### Provided passage:
════════════════════

But it is this very inability to remember that is the product of the Holocaust’s trauma, according to Eva Fogelman, a psychotherapist who works with Holocaust survivors and is research associate and board member of the Sands Point, New York, Jerome Riker International Study of the Organized Persecution of Children. which studies child survivors, plumbing the depths of hidden memories.

Fogelman told the Jewish Telegraphic Agency that “the very act of giving testimony for some survivors is a traumatic experience in itself, and needs a supportive atmosphere with which to alleviate some of the pain and the horror, The court situation is by no means a supportive environment in which people can remember and recount traumatic experiences where they were dehumanized.” To ensure accurate recall, she suggested that witnesses be seen privately by trained interviewers over several weeks before giving public testimony.

════════════════════

### Material provided:
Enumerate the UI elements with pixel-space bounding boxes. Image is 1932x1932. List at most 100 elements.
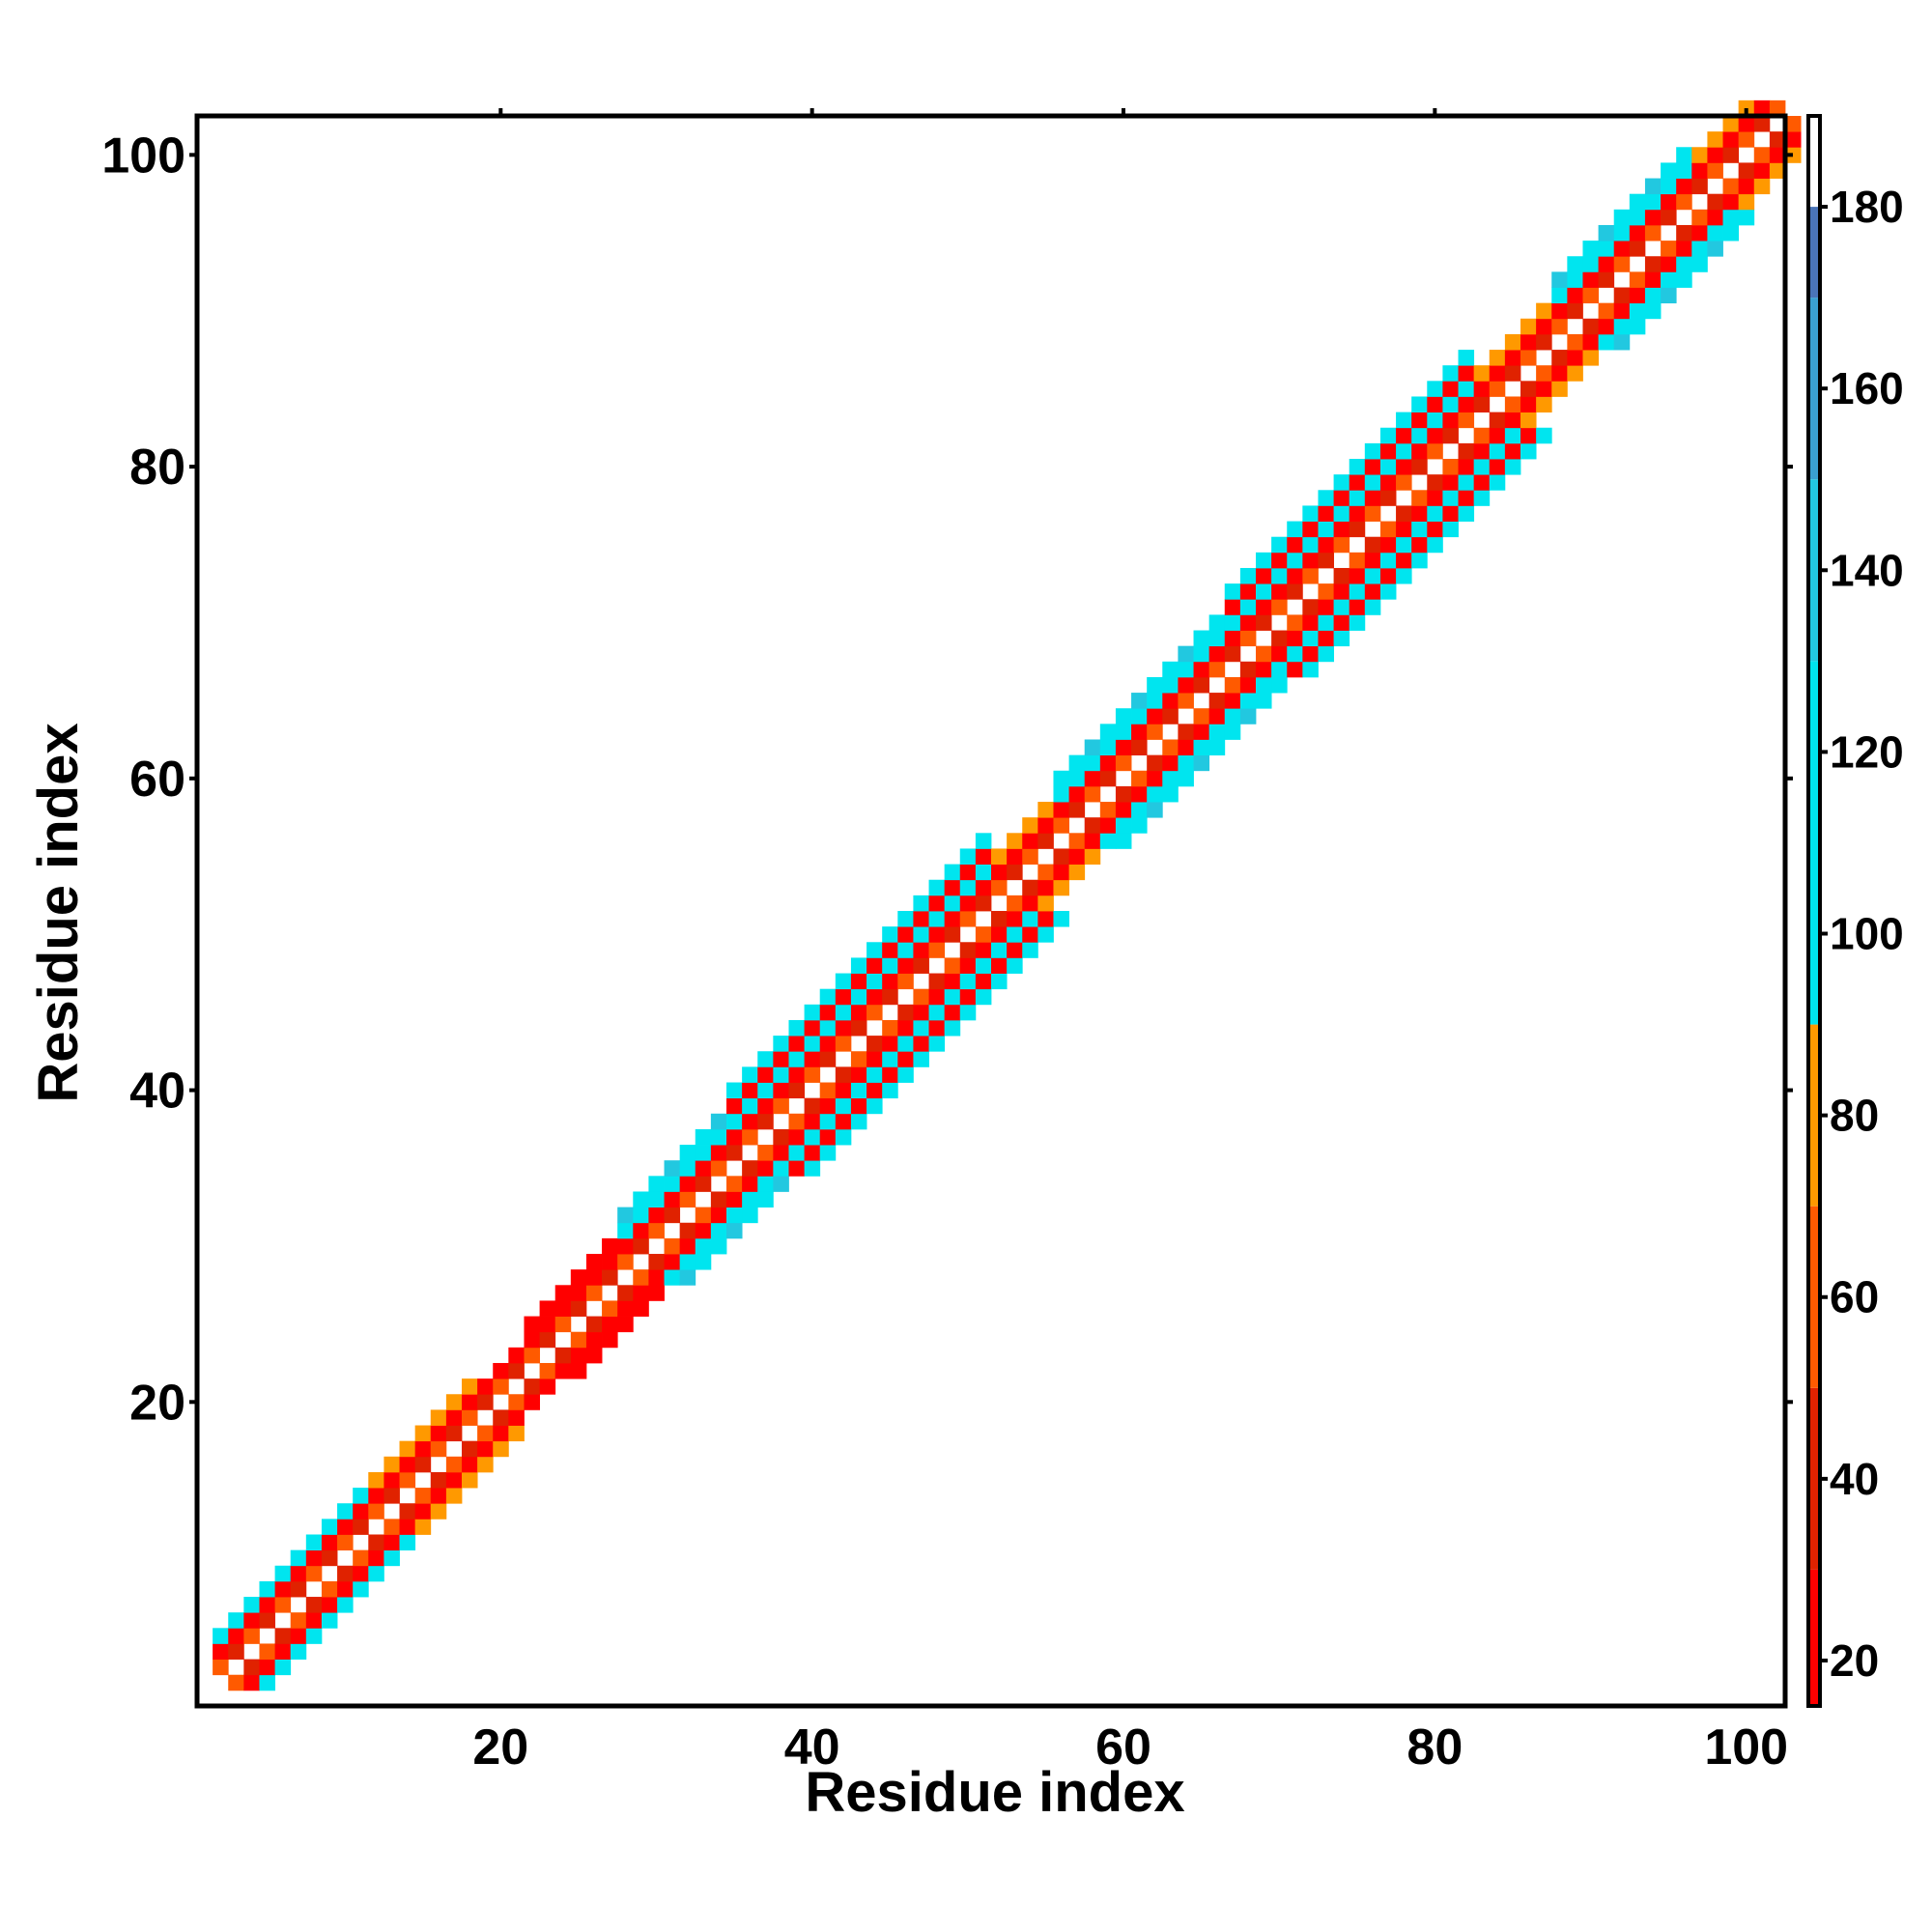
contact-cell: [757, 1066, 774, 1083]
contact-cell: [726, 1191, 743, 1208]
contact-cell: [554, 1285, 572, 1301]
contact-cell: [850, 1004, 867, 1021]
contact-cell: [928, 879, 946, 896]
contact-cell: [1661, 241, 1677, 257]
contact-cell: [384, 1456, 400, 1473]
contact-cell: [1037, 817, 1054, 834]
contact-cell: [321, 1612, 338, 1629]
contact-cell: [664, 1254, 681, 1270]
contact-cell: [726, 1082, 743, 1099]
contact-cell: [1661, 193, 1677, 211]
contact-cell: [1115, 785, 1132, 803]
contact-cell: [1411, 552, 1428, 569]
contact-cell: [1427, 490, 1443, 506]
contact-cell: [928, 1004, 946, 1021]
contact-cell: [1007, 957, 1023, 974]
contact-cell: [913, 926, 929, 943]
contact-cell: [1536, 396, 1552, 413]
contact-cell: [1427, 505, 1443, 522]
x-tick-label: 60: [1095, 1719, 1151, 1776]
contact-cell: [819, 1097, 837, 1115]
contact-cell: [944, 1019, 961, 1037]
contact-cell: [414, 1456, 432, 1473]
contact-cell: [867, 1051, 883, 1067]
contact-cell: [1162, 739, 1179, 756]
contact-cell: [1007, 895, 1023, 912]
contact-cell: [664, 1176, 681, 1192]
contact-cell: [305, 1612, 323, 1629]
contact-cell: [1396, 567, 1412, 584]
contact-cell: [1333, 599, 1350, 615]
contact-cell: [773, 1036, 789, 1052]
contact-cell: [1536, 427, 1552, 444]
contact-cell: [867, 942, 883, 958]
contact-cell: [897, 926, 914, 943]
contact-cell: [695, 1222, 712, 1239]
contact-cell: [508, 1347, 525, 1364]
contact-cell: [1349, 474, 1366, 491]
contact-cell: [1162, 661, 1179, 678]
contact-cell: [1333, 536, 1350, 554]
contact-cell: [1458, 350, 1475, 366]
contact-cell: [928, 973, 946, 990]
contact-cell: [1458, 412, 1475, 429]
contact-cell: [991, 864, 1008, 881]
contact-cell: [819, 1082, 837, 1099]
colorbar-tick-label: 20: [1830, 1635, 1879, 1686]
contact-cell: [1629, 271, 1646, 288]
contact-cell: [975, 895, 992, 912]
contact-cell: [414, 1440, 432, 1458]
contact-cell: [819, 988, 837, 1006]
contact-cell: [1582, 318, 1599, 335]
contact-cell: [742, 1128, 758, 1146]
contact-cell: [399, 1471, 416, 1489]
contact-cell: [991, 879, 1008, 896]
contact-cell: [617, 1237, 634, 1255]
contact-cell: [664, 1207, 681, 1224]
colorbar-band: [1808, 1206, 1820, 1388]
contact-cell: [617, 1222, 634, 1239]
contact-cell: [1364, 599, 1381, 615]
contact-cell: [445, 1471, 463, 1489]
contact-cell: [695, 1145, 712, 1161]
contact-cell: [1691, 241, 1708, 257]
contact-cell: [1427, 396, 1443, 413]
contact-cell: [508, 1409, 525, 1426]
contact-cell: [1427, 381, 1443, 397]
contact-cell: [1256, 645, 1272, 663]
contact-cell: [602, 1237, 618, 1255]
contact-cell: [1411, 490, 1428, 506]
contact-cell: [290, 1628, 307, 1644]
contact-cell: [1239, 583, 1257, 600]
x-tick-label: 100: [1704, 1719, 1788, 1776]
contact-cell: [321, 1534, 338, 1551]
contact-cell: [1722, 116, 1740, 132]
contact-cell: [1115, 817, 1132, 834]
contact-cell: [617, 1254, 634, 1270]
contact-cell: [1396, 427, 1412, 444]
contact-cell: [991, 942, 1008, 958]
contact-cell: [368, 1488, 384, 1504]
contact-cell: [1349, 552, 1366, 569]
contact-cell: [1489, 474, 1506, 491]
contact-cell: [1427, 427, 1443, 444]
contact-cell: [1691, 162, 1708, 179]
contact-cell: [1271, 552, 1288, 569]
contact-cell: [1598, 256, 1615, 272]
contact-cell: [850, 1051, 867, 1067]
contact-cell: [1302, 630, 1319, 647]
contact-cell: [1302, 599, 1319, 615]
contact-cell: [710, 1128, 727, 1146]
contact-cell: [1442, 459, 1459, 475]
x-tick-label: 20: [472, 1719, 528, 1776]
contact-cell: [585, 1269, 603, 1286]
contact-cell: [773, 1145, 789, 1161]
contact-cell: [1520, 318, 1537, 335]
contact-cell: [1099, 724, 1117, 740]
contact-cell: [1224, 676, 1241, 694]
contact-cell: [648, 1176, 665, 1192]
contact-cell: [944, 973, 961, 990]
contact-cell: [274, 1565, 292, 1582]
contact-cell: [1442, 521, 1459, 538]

════════════════════

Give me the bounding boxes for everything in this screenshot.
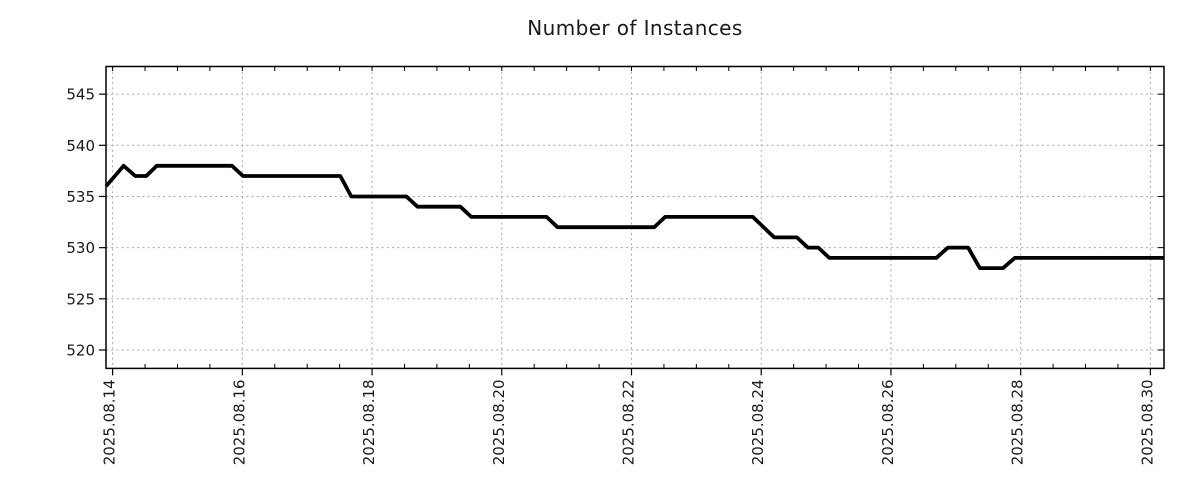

════════════════════

### Exercise:
Carry on the passage about Holocaust survivors giving testimony, picking up right after its last sentence.

### Exercise answer:
O’Connor has been chipping away at inconsistencies in the sworn testimony given by witnesses in the movie-theater-turned-courtroom in which more people than there is seating capacity turn out daily to wait to watch the trial, in person and on closed-screen television in an adjacent room. Radios in Israel are tuned in to the court proceedings wherever one goes, and witnesses are surely aware that their testimony is being heard by hundreds of thousands of people, and read about by millions throughout the world.

REPRESSION AND RECOLLECTION

Fogelman, who has interviewed hundreds of survivors, said that “most survivors can begin to recount their experiences, and while they may not always remember specific chronology of events, the emotions and the memories, after several sessions, begin to make a coherent sequence of events. While it is true that in a one-time session there may be discrepancies between a survivor’s recall of one event or another, over several sessions a survivor begins to feel and remember what had actually happened.

“One of the ways in which the survivors have coped over the years is by suppressing some of the painful experiences that they had. When they are asked to bear witness on a witness stand, for many of them, this is the first time that they are piecing it together. It is difficult under such a stressful environment, given the trauma that they have been trying to repress all these years, and it is understandable that in trying to recall it, there will initially be discrepancies in what they recall, because it has served them in a way of coping and adapting with their life after the Holocaust.”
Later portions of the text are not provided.